◆ Your goal:
Go through the records underneath and write each one out again exactly.
-- Start of The records --
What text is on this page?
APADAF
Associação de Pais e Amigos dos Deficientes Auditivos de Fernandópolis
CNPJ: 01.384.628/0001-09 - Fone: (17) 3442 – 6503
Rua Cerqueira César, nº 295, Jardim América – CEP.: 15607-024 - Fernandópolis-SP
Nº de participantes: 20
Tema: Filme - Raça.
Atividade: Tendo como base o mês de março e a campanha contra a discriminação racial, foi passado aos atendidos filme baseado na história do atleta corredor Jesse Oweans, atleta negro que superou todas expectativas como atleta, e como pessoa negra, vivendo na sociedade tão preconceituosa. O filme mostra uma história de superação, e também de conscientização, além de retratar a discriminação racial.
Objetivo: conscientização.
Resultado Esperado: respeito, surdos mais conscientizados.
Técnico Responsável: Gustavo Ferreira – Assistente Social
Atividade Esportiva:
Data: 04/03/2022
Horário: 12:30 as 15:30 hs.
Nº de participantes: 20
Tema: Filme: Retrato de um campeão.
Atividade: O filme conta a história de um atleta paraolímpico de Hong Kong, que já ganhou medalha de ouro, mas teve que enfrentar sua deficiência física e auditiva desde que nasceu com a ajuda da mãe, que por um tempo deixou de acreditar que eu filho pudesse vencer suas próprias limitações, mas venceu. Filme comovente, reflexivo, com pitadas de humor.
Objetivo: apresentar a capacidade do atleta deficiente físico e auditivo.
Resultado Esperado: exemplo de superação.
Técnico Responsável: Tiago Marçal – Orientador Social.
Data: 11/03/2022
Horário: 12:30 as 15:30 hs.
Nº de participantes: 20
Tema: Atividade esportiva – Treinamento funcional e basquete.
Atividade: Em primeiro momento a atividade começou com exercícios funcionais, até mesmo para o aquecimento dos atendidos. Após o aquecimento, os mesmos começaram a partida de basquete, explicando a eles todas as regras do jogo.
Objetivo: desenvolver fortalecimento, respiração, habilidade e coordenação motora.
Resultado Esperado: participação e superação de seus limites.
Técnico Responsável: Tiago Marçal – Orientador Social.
-- End of The records --
◆ Problem solution:
What text is on this page?
APADAF
Associação de Pais e Amigos dos Deficientes Auditivos de Fernandópolis
CNPJ: 01.384.628/0001-09 - Fone: (17) 3442 – 6503
Rua Cerqueira César, nº 295, Jardim América – CEP.: 15607-024 - Fernandópolis-SP
Nº de participantes: 20
Tema: Filme - Raça.
Atividade: Tendo como base o mês de março e a campanha contra a discriminação racial, foi passado aos atendidos filme baseado na história do atleta corredor Jesse Oweans, atleta negro que superou todas expectativas como atleta, e como pessoa negra, vivendo na sociedade tão preconceituosa. O filme mostra uma história de superação, e também de conscientização, além de retratar a discriminação racial.
Objetivo: conscientização.
Resultado Esperado: respeito, surdos mais conscientizados.
Técnico Responsável: Gustavo Ferreira – Assistente Social
Atividade Esportiva:
Data: 04/03/2022
Horário: 12:30 as 15:30 hs.
Nº de participantes: 20
Tema: Filme: Retrato de um campeão.
Atividade: O filme conta a história de um atleta paraolímpico de Hong Kong, que já ganhou medalha de ouro, mas teve que enfrentar sua deficiência física e auditiva desde que nasceu com a ajuda da mãe, que por um tempo deixou de acreditar que eu filho pudesse vencer suas próprias limitações, mas venceu. Filme comovente, reflexivo, com pitadas de humor.
Objetivo: apresentar a capacidade do atleta deficiente físico e auditivo.
Resultado Esperado: exemplo de superação.
Técnico Responsável: Tiago Marçal – Orientador Social.
Data: 11/03/2022
Horário: 12:30 as 15:30 hs.
Nº de participantes: 20
Tema: Atividade esportiva – Treinamento funcional e basquete.
Atividade: Em primeiro momento a atividade começou com exercícios funcionais, até mesmo para o aquecimento dos atendidos. Após o aquecimento, os mesmos começaram a partida de basquete, explicando a eles todas as regras do jogo.
Objetivo: desenvolver fortalecimento, respiração, habilidade e coordenação motora.
Resultado Esperado: participação e superação de seus limites.
Técnico Responsável: Tiago Marçal – Orientador Social.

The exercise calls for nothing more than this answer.